■ GOAL OF THE EXERCISE:
Images are not part of the copy; transcribe all the data exactly.

■ MATERIAL PROVIDED:
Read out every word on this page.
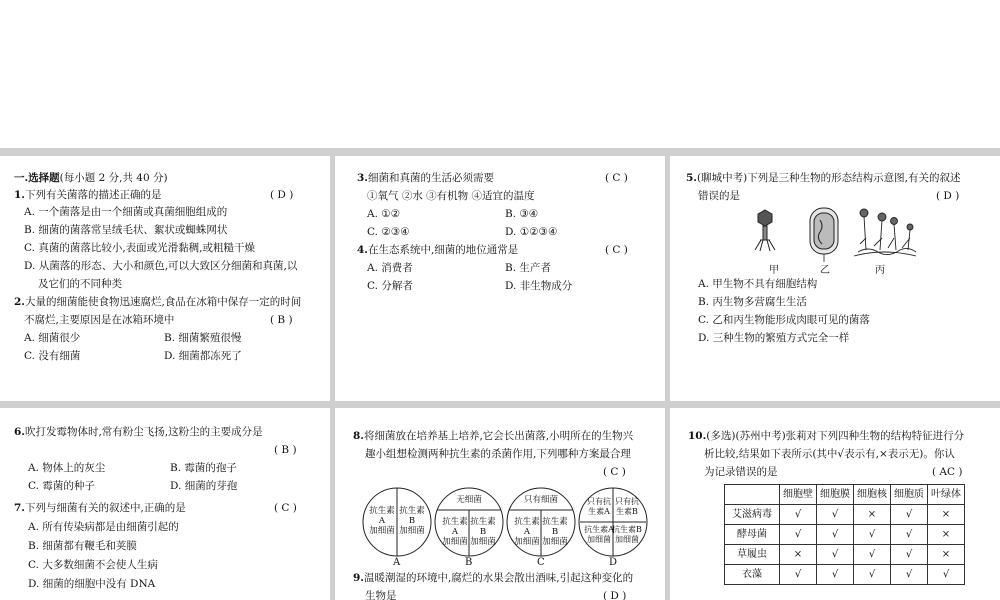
一.选择题(每小题 2 分,共 40 分)
1.下列有关菌落的描述正确的是	( D )
A. 一个菌落是由一个细菌或真菌细胞组成的
B. 细菌的菌落常呈绒毛状、絮状或蜘蛛网状
C. 真菌的菌落比较小,表面或光滑黏稠,或粗糙干燥
D. 从菌落的形态、大小和颜色,可以大致区分细菌和真菌,以
及它们的不同种类
2.大量的细菌能使食物迅速腐烂,食品在冰箱中保存一定的时间
不腐烂,主要原因是在冰箱环境中	( B )
A. 细菌很少	B. 细菌繁殖很慢
C. 没有细菌	D. 细菌都冻死了
3.细菌和真菌的生活必须需要	( C )
①氧气 ②水 ③有机物 ④适宜的温度
A. ①②	B. ③④
C. ②③④	D. ①②③④
4.在生态系统中,细菌的地位通常是	( C )
A. 消费者	B. 生产者
C. 分解者	D. 非生物成分
5.(聊城中考)下列是三种生物的形态结构示意图,有关的叙述
错误的是	( D )
甲	乙	丙
A. 甲生物不具有细胞结构
B. 丙生物多营腐生生活
C. 乙和丙生物能形成肉眼可见的菌落
D. 三种生物的繁殖方式完全一样
6.吹打发霉物体时,常有粉尘飞扬,这粉尘的主要成分是
( B )
A. 物体上的灰尘	B. 霉菌的孢子
C. 霉菌的种子	D. 细菌的芽孢
7.下列与细菌有关的叙述中,正确的是	( C )
A. 所有传染病都是由细菌引起的
B. 细菌都有鞭毛和荚膜
C. 大多数细菌不会使人生病
D. 细菌的细胞中没有 DNA
8.将细菌放在培养基上培养,它会长出菌落,小明所在的生物兴
趣小组想检测两种抗生素的杀菌作用,下列哪种方案最合理
( C )
抗生素
A
加细菌
抗生素
B
加细菌
无细菌
抗生素
A
加细菌
抗生素
B
加细菌
只有细菌
抗生素
A
加细菌
抗生素
B
加细菌
只有抗
生素A
只有抗
生素B
抗生素A
加细菌
抗生素B
加细菌
A	B	C	D
9.温暖潮湿的环境中,腐烂的水果会散出酒味,引起这种变化的
生物是	( D )
10.(多选)(苏州中考)张莉对下列四种生物的结构特征进行分
析比较,结果如下表所示(其中√表示有,×表示无)。你认
为记录错误的是	( AC )
	细胞壁	细胞膜	细胞核	细胞质	叶绿体
艾滋病毒	√	√	×	√	×
酵母菌	√	√	√	√	×
草履虫	×	√	√	√	×
衣藻	√	√	√	√	√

■ WRITTEN REPLY:
Read out every word on this page.
一.选择题(每小题 2 分,共 40 分)
1.下列有关菌落的描述正确的是	( D )
A. 一个菌落是由一个细菌或真菌细胞组成的
B. 细菌的菌落常呈绒毛状、絮状或蜘蛛网状
C. 真菌的菌落比较小,表面或光滑黏稠,或粗糙干燥
D. 从菌落的形态、大小和颜色,可以大致区分细菌和真菌,以
及它们的不同种类
2.大量的细菌能使食物迅速腐烂,食品在冰箱中保存一定的时间
不腐烂,主要原因是在冰箱环境中	( B )
A. 细菌很少	B. 细菌繁殖很慢
C. 没有细菌	D. 细菌都冻死了
3.细菌和真菌的生活必须需要	( C )
①氧气 ②水 ③有机物 ④适宜的温度
A. ①②	B. ③④
C. ②③④	D. ①②③④
4.在生态系统中,细菌的地位通常是	( C )
A. 消费者	B. 生产者
C. 分解者	D. 非生物成分
5.(聊城中考)下列是三种生物的形态结构示意图,有关的叙述
错误的是	( D )
甲	乙	丙
A. 甲生物不具有细胞结构
B. 丙生物多营腐生生活
C. 乙和丙生物能形成肉眼可见的菌落
D. 三种生物的繁殖方式完全一样
6.吹打发霉物体时,常有粉尘飞扬,这粉尘的主要成分是
( B )
A. 物体上的灰尘	B. 霉菌的孢子
C. 霉菌的种子	D. 细菌的芽孢
7.下列与细菌有关的叙述中,正确的是	( C )
A. 所有传染病都是由细菌引起的
B. 细菌都有鞭毛和荚膜
C. 大多数细菌不会使人生病
D. 细菌的细胞中没有 DNA
8.将细菌放在培养基上培养,它会长出菌落,小明所在的生物兴
趣小组想检测两种抗生素的杀菌作用,下列哪种方案最合理
( C )
抗生素
A
加细菌
抗生素
B
加细菌
无细菌
抗生素
A
加细菌
抗生素
B
加细菌
只有细菌
抗生素
A
加细菌
抗生素
B
加细菌
只有抗
生素A
只有抗
生素B
抗生素A
加细菌
抗生素B
加细菌
A	B	C	D
9.温暖潮湿的环境中,腐烂的水果会散出酒味,引起这种变化的
生物是	( D )
10.(多选)(苏州中考)张莉对下列四种生物的结构特征进行分
析比较,结果如下表所示(其中√表示有,×表示无)。你认
为记录错误的是	( AC )
	细胞壁	细胞膜	细胞核	细胞质	叶绿体
艾滋病毒	√	√	×	√	×
酵母菌	√	√	√	√	×
草履虫	×	√	√	√	×
衣藻	√	√	√	√	√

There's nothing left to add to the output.